__Instructions to follow__
Please repeat the records word for word, starting at the very beginning and ending at the line that contains "- selected-count: 0", with both ends included.

__Material provided__

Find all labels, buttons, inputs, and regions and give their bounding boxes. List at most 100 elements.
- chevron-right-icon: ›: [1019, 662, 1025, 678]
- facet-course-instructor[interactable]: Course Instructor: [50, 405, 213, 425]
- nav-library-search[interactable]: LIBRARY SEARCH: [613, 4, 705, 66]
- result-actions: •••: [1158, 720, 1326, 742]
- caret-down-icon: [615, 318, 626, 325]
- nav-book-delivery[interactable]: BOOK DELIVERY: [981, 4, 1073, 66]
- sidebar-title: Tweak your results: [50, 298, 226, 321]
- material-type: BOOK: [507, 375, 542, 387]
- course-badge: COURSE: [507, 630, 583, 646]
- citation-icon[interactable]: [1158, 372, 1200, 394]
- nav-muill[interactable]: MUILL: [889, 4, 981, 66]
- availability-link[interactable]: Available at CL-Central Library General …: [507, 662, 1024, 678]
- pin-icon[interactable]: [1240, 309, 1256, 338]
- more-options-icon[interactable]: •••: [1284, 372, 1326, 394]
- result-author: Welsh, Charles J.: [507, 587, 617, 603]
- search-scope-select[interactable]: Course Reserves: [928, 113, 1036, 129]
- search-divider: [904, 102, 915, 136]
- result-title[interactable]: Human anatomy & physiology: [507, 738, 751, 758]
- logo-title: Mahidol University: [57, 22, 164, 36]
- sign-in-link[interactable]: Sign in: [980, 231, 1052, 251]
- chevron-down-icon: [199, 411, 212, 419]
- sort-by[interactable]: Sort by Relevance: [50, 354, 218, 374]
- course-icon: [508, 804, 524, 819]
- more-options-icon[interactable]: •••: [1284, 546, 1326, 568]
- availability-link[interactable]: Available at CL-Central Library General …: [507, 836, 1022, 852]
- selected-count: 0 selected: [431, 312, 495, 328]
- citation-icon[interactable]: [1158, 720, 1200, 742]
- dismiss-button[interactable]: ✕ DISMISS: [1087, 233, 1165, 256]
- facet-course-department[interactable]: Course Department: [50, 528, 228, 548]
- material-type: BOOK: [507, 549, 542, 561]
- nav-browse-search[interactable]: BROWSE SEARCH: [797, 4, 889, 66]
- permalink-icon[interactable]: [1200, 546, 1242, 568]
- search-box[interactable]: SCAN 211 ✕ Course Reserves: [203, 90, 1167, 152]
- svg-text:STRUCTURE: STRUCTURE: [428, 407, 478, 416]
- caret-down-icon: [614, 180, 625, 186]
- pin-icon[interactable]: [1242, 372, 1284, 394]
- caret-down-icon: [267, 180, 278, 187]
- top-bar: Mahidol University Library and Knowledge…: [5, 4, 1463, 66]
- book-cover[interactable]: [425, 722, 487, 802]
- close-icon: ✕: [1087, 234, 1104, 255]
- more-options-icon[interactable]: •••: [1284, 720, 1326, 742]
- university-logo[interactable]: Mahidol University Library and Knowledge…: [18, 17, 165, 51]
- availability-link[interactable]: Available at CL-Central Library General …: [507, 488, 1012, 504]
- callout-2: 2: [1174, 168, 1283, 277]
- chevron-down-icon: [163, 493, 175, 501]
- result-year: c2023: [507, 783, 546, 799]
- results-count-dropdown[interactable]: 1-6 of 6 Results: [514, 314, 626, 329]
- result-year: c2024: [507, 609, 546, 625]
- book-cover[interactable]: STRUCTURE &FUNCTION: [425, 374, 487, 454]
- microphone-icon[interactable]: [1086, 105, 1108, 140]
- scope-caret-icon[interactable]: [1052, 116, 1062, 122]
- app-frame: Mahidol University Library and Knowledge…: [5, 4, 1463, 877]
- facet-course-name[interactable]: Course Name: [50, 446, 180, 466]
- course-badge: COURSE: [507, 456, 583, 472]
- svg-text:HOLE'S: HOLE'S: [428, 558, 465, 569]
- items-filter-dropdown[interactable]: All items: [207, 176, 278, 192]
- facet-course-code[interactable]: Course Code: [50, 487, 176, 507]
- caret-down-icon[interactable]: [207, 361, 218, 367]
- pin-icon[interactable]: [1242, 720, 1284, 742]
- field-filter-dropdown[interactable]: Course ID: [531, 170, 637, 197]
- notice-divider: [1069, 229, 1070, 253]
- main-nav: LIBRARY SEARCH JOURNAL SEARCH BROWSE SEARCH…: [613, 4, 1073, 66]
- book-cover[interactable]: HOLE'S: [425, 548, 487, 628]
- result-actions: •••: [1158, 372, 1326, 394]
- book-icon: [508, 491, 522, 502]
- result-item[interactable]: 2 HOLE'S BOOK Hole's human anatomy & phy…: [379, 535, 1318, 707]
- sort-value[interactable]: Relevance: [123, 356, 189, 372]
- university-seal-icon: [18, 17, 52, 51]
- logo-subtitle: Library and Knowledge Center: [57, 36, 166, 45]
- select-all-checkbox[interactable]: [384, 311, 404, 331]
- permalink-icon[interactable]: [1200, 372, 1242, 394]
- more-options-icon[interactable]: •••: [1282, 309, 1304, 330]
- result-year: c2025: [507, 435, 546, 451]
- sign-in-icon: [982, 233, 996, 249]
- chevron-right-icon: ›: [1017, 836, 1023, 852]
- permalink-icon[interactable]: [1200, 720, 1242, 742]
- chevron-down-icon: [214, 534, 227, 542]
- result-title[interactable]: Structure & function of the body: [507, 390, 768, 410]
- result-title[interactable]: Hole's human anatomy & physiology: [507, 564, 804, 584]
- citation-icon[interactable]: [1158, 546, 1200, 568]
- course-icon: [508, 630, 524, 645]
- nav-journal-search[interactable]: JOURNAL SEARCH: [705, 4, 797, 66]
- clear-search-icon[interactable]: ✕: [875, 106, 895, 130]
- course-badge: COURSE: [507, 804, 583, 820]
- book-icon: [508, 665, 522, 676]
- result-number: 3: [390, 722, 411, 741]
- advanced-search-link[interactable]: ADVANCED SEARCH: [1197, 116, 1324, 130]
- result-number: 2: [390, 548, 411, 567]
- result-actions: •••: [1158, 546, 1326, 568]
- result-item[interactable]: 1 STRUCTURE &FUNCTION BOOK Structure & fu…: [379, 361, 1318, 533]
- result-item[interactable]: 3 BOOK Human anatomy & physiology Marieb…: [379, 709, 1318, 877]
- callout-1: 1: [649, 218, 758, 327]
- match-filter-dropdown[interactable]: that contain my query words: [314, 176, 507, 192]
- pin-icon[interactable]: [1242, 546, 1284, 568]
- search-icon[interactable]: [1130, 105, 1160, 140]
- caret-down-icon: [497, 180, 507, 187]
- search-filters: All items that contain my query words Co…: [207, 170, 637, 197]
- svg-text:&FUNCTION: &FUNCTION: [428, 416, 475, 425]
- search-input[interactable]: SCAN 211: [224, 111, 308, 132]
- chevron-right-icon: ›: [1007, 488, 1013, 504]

__Response to the task__
Find all labels, buttons, inputs, and regions and give their bounding boxes. List at most 100 elements.
- chevron-right-icon: ›: [1019, 662, 1025, 678]
- facet-course-instructor[interactable]: Course Instructor: [50, 405, 213, 425]
- nav-library-search[interactable]: LIBRARY SEARCH: [613, 4, 705, 66]
- result-actions: •••: [1158, 720, 1326, 742]
- caret-down-icon: [615, 318, 626, 325]
- nav-book-delivery[interactable]: BOOK DELIVERY: [981, 4, 1073, 66]
- sidebar-title: Tweak your results: [50, 298, 226, 321]
- material-type: BOOK: [507, 375, 542, 387]
- course-badge: COURSE: [507, 630, 583, 646]
- citation-icon[interactable]: [1158, 372, 1200, 394]
- nav-muill[interactable]: MUILL: [889, 4, 981, 66]
- availability-link[interactable]: Available at CL-Central Library General …: [507, 662, 1024, 678]
- pin-icon[interactable]: [1240, 309, 1256, 338]
- more-options-icon[interactable]: •••: [1284, 372, 1326, 394]
- result-author: Welsh, Charles J.: [507, 587, 617, 603]
- search-scope-select[interactable]: Course Reserves: [928, 113, 1036, 129]
- search-divider: [904, 102, 915, 136]
- result-title[interactable]: Human anatomy & physiology: [507, 738, 751, 758]
- logo-title: Mahidol University: [57, 22, 164, 36]
- sign-in-link[interactable]: Sign in: [980, 231, 1052, 251]
- chevron-down-icon: [199, 411, 212, 419]
- sort-by[interactable]: Sort by Relevance: [50, 354, 218, 374]
- course-icon: [508, 804, 524, 819]
- more-options-icon[interactable]: •••: [1284, 546, 1326, 568]
- availability-link[interactable]: Available at CL-Central Library General …: [507, 836, 1022, 852]
- selected-count: 0 selected: [431, 312, 495, 328]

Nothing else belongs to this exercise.